** START DATA LISTING **

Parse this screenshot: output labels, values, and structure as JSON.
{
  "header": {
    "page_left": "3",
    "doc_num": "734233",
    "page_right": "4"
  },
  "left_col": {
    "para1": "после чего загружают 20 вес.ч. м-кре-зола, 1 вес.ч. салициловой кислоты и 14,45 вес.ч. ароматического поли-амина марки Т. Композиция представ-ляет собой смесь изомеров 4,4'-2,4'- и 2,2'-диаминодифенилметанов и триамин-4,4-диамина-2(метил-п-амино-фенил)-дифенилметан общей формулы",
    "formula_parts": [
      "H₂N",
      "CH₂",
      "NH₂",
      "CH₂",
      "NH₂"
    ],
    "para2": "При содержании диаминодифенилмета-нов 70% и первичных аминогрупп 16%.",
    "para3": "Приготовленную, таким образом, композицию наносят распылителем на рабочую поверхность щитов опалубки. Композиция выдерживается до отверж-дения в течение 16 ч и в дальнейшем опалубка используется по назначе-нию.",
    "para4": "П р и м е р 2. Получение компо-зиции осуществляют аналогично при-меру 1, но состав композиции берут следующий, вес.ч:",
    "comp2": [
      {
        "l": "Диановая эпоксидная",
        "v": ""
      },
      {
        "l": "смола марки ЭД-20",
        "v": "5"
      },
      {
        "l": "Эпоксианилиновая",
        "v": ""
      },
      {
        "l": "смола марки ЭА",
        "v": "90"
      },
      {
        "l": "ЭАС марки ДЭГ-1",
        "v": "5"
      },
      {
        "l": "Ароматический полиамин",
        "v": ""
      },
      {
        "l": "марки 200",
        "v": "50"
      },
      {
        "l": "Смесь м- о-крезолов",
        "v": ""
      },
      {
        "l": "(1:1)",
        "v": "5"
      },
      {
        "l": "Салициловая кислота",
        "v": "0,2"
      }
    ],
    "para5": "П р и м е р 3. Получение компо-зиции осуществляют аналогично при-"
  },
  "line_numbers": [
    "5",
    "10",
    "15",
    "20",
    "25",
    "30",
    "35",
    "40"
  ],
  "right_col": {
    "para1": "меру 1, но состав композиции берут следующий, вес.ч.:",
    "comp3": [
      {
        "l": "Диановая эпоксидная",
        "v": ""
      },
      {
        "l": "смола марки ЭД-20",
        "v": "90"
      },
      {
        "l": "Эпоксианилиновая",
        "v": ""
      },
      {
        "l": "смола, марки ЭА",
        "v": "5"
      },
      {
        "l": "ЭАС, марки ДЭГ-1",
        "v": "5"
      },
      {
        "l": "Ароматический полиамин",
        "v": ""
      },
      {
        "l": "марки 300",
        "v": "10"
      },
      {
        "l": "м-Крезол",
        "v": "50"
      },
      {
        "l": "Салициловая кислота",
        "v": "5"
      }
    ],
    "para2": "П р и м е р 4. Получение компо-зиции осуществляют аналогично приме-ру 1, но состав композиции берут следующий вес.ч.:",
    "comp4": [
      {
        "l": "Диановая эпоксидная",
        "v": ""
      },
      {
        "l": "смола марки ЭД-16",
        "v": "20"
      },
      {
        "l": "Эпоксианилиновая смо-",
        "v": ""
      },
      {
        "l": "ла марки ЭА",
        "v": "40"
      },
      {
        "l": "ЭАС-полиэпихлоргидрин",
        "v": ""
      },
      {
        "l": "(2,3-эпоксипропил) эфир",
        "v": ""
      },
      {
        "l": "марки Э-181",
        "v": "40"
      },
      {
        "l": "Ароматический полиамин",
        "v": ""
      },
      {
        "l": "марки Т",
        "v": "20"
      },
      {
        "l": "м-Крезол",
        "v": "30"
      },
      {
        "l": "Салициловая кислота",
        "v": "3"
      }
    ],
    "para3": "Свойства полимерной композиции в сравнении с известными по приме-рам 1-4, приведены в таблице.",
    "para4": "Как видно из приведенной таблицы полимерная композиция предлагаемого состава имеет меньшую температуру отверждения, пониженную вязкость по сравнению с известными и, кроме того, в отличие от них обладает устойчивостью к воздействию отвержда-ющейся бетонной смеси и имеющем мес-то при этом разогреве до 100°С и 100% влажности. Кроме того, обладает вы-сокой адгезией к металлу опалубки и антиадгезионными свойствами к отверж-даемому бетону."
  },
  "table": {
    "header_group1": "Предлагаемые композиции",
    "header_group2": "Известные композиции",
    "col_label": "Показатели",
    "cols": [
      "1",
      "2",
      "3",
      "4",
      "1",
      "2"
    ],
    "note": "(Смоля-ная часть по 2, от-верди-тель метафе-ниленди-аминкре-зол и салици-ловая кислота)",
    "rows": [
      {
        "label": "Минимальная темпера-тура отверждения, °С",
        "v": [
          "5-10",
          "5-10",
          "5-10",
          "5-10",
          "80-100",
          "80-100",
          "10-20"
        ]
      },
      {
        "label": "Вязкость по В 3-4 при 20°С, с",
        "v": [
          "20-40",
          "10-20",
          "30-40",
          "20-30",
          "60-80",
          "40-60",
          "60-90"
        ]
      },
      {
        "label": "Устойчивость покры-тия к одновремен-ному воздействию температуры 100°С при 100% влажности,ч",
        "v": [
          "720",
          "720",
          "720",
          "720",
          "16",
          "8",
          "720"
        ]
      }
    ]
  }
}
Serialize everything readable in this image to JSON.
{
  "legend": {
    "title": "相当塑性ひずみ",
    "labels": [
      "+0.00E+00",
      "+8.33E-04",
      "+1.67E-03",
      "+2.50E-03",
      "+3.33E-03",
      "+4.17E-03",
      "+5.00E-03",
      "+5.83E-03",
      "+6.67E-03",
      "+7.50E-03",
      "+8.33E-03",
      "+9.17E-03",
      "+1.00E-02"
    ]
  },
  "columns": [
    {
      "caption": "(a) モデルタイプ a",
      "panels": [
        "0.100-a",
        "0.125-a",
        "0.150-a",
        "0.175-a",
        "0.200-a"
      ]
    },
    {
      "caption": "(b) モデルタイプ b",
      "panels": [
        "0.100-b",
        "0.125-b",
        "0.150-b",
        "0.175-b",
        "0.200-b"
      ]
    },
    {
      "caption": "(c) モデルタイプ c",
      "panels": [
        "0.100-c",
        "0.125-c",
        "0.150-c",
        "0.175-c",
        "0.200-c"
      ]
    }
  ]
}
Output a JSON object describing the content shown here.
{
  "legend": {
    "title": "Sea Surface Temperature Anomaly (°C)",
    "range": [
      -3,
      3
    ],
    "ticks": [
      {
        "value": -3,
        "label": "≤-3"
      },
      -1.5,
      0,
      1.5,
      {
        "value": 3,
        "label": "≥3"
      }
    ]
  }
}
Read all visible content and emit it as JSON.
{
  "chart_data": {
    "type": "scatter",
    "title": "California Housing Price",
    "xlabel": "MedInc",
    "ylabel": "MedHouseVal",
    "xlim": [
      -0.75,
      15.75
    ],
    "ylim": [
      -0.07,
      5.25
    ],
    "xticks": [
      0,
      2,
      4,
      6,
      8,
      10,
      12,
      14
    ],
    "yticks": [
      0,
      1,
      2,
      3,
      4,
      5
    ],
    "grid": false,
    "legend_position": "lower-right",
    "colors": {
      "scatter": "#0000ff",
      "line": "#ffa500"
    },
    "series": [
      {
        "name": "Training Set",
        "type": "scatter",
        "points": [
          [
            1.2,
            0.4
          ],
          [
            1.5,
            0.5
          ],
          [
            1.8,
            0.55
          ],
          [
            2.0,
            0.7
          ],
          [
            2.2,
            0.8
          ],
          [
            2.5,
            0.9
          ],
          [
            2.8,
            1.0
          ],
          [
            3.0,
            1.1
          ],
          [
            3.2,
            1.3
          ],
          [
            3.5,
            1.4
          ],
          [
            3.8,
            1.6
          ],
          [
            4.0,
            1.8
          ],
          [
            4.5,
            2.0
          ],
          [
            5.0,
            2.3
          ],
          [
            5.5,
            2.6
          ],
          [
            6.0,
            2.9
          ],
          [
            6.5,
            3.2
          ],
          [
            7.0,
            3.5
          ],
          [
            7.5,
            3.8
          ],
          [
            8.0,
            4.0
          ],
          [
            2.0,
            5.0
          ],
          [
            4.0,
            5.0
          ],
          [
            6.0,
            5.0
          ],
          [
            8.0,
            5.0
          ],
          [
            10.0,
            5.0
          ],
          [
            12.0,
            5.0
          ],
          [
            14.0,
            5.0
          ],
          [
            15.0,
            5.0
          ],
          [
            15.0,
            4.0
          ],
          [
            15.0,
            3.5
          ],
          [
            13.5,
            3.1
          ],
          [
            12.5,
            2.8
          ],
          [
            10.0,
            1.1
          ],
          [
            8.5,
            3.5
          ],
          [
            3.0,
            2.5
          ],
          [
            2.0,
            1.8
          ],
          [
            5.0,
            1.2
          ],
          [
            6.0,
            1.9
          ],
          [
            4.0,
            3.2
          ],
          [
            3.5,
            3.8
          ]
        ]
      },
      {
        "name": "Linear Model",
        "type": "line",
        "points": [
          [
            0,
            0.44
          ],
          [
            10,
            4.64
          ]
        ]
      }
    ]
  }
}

** END DATA LISTING **

A line counts if it holds the word "меру". How many lines of the entries count? Give the number only.

- EXERCISE RESULT -
2